Task instructions. Would it be possible to write out each entry below exactly, without the pictures?

## Begin Materials provided

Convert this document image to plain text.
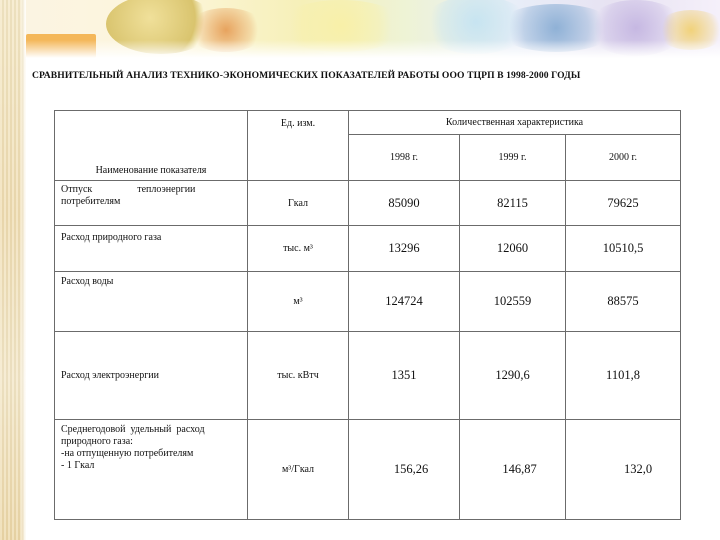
СРАВНИТЕЛЬНЫЙ АНАЛИЗ ТЕХНИКО-ЭКОНОМИЧЕСКИХ ПОКАЗАТЕЛЕЙ РАБОТЫ ООО ТЦРП В 1998-2000 ГОДЫ
Наименование показателя	Ед. изм.	Количественная характеристика		
		1998 г.	1999 г.	2000 г.

Отпуск                  теплоэнергии
потребителям	Гкал	85090	82115	79625

Расход природного газа	тыс. м³	13296	12060	10510,5

Расход воды	м³	124724	102559	88575

Расход электроэнергии	тыс. кВтч	1351	1290,6	1101,8

Среднегодовой  удельный  расход
природного газа:
-на отпущенную потребителям
- 1 Гкал	м³/Гкал	156,26	146,87	132,0
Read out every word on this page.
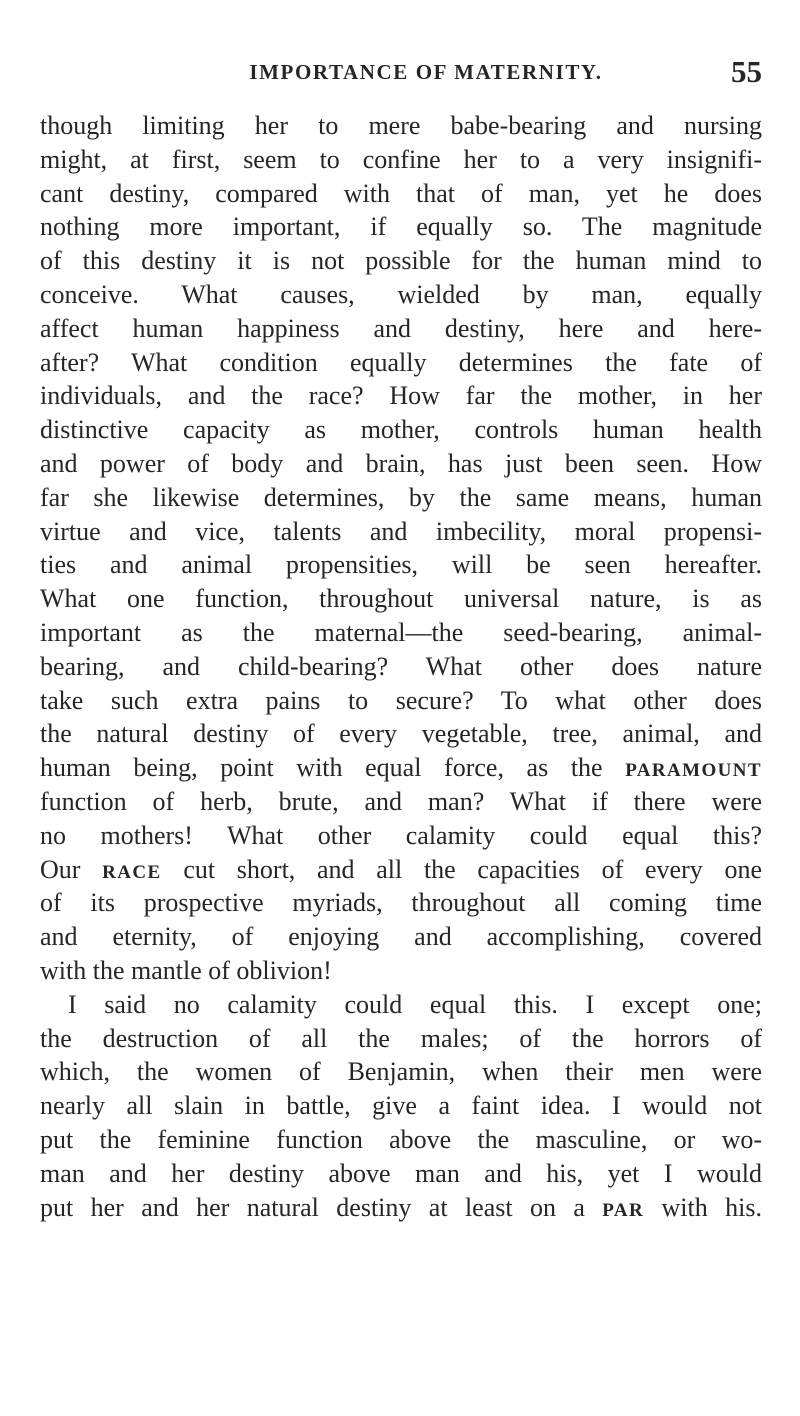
IMPORTANCE OF MATERNITY.	55
though limiting her to mere babe-bearing and nursing
might, at first, seem to confine her to a very insignifi-
cant destiny, compared with that of man, yet he does
nothing more important, if equally so. The magnitude
of this destiny it is not possible for the human mind to
conceive. What causes, wielded by man, equally
affect human happiness and destiny, here and here-
after? What condition equally determines the fate of
individuals, and the race? How far the mother, in her
distinctive capacity as mother, controls human health
and power of body and brain, has just been seen. How
far she likewise determines, by the same means, human
virtue and vice, talents and imbecility, moral propensi-
ties and animal propensities, will be seen hereafter.
What one function, throughout universal nature, is as
important as the maternal—the seed-bearing, animal-
bearing, and child-bearing? What other does nature
take such extra pains to secure? To what other does
the natural destiny of every vegetable, tree, animal, and
human being, point with equal force, as the PARAMOUNT
function of herb, brute, and man? What if there were
no mothers! What other calamity could equal this?
Our RACE cut short, and all the capacities of every one
of its prospective myriads, throughout all coming time
and eternity, of enjoying and accomplishing, covered
with the mantle of oblivion!
I said no calamity could equal this. I except one;
the destruction of all the males; of the horrors of
which, the women of Benjamin, when their men were
nearly all slain in battle, give a faint idea. I would not
put the feminine function above the masculine, or wo-
man and her destiny above man and his, yet I would
put her and her natural destiny at least on a PAR with his.
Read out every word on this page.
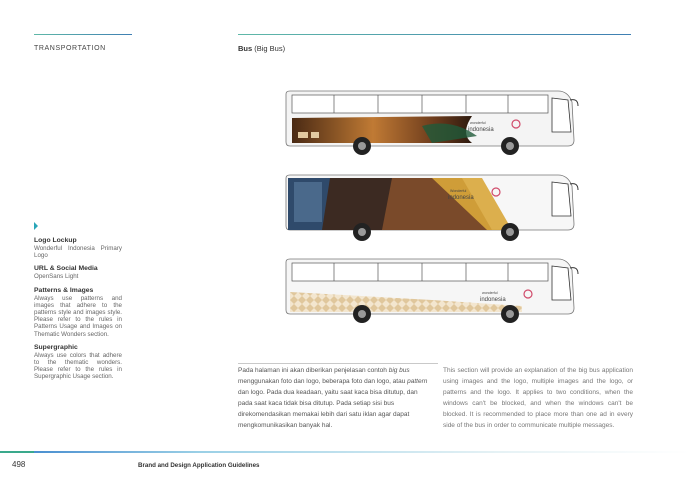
TRANSPORTATION	Bus (Big Bus)
Logo Lockup
Wonderful Indonesia Primary Logo
URL & Social Media
OpenSans Light
Patterns & Images
Always use patterns and images that adhere to the patterns style and images style. Please refer to the rules in Patterns Usage and Images on Thematic Wonders section.
Supergraphic
Always use colors that adhere to the thematic wonders. Please refer to the rules in Supergraphic Usage section.
wonderful
indonesia
Wonderful
indonesia
wonderful
indonesia
Pada halaman ini akan diberikan penjelasan contoh big bus menggunakan foto dan logo, beberapa foto dan logo, atau pattern dan logo. Pada dua keadaan, yaitu saat kaca bisa ditutup, dan pada saat kaca tidak bisa ditutup. Pada setiap sisi bus direkomendasikan memakai lebih dari satu iklan agar dapat mengkomunikasikan banyak hal.
This section will provide an explanation of the big bus application using images and the logo, multiple images and the logo, or patterns and the logo. It applies to two conditions, when the windows can't be blocked, and when the windows can't be blocked. It is recommended to place more than one ad in every side of the bus in order to communicate multiple messages.
498	Brand and Design Application Guidelines
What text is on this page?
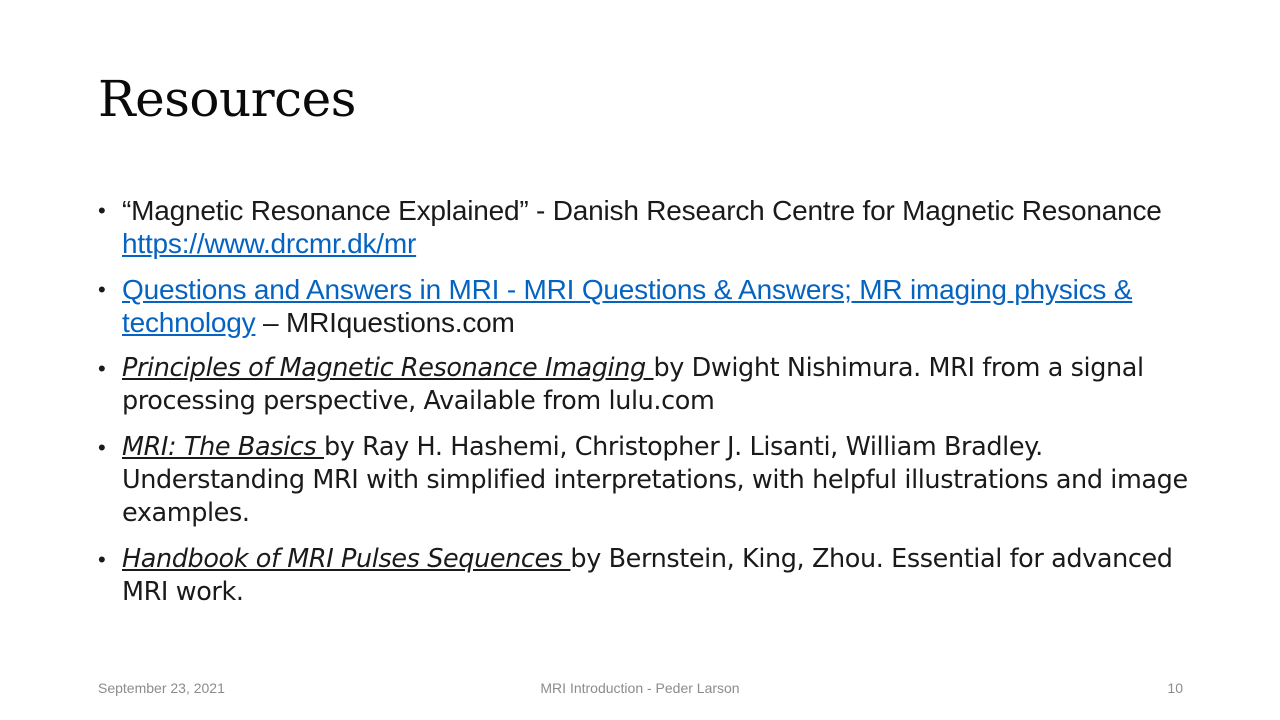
Resources
• “Magnetic Resonance Explained” - Danish Research Centre for Magnetic Resonance https://www.drcmr.dk/mr
• Questions and Answers in MRI - MRI Questions & Answers; MR imaging physics & technology – MRIquestions.com
• Principles of Magnetic Resonance Imaging by Dwight Nishimura. MRI from a signal processing perspective, Available from lulu.com
• MRI: The Basics by Ray H. Hashemi, Christopher J. Lisanti, William Bradley. Understanding MRI with simplified interpretations, with helpful illustrations and image examples.
• Handbook of MRI Pulses Sequences by Bernstein, King, Zhou. Essential for advanced MRI work.
September 23, 2021	MRI Introduction - Peder Larson	10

## End Materials provided

Solution for this problem.
Convert this document image to plain text.
СРАВНИТЕЛЬНЫЙ АНАЛИЗ ТЕХНИКО-ЭКОНОМИЧЕСКИХ ПОКАЗАТЕЛЕЙ РАБОТЫ ООО ТЦРП В 1998-2000 ГОДЫ
Наименование показателя	Ед. изм.	Количественная характеристика		
		1998 г.	1999 г.	2000 г.

Отпуск                  теплоэнергии
потребителям	Гкал	85090	82115	79625

Расход природного газа	тыс. м³	13296	12060	10510,5

Расход воды	м³	124724	102559	88575

Расход электроэнергии	тыс. кВтч	1351	1290,6	1101,8

Среднегодовой  удельный  расход
природного газа:
-на отпущенную потребителям
- 1 Гкал	м³/Гкал	156,26	146,87	132,0
Read out every word on this page.
IMPORTANCE OF MATERNITY.	55
though limiting her to mere babe-bearing and nursing
might, at first, seem to confine her to a very insignifi-
cant destiny, compared with that of man, yet he does
nothing more important, if equally so. The magnitude
of this destiny it is not possible for the human mind to
conceive. What causes, wielded by man, equally
affect human happiness and destiny, here and here-
after? What condition equally determines the fate of
individuals, and the race? How far the mother, in her
distinctive capacity as mother, controls human health
and power of body and brain, has just been seen. How
far she likewise determines, by the same means, human
virtue and vice, talents and imbecility, moral propensi-
ties and animal propensities, will be seen hereafter.
What one function, throughout universal nature, is as
important as the maternal—the seed-bearing, animal-
bearing, and child-bearing? What other does nature
take such extra pains to secure? To what other does
the natural destiny of every vegetable, tree, animal, and
human being, point with equal force, as the PARAMOUNT
function of herb, brute, and man? What if there were
no mothers! What other calamity could equal this?
Our RACE cut short, and all the capacities of every one
of its prospective myriads, throughout all coming time
and eternity, of enjoying and accomplishing, covered
with the mantle of oblivion!
I said no calamity could equal this. I except one;
the destruction of all the males; of the horrors of
which, the women of Benjamin, when their men were
nearly all slain in battle, give a faint idea. I would not
put the feminine function above the masculine, or wo-
man and her destiny above man and his, yet I would
put her and her natural destiny at least on a PAR with his.
Read out every word on this page.
TRANSPORTATION	Bus (Big Bus)
Logo Lockup
Wonderful Indonesia Primary Logo
URL & Social Media
OpenSans Light
Patterns & Images
Always use patterns and images that adhere to the patterns style and images style. Please refer to the rules in Patterns Usage and Images on Thematic Wonders section.
Supergraphic
Always use colors that adhere to the thematic wonders. Please refer to the rules in Supergraphic Usage section.
wonderful
indonesia
Wonderful
indonesia
wonderful
indonesia
Pada halaman ini akan diberikan penjelasan contoh big bus menggunakan foto dan logo, beberapa foto dan logo, atau pattern dan logo. Pada dua keadaan, yaitu saat kaca bisa ditutup, dan pada saat kaca tidak bisa ditutup. Pada setiap sisi bus direkomendasikan memakai lebih dari satu iklan agar dapat mengkomunikasikan banyak hal.
This section will provide an explanation of the big bus application using images and the logo, multiple images and the logo, or patterns and the logo. It applies to two conditions, when the windows can't be blocked, and when the windows can't be blocked. It is recommended to place more than one ad in every side of the bus in order to communicate multiple messages.
498	Brand and Design Application Guidelines
What text is on this page?
Resources
• “Magnetic Resonance Explained” - Danish Research Centre for Magnetic Resonance https://www.drcmr.dk/mr
• Questions and Answers in MRI - MRI Questions & Answers; MR imaging physics & technology – MRIquestions.com
• Principles of Magnetic Resonance Imaging by Dwight Nishimura. MRI from a signal processing perspective, Available from lulu.com
• MRI: The Basics by Ray H. Hashemi, Christopher J. Lisanti, William Bradley. Understanding MRI with simplified interpretations, with helpful illustrations and image examples.
• Handbook of MRI Pulses Sequences by Bernstein, King, Zhou. Essential for advanced MRI work.
September 23, 2021	MRI Introduction - Peder Larson	10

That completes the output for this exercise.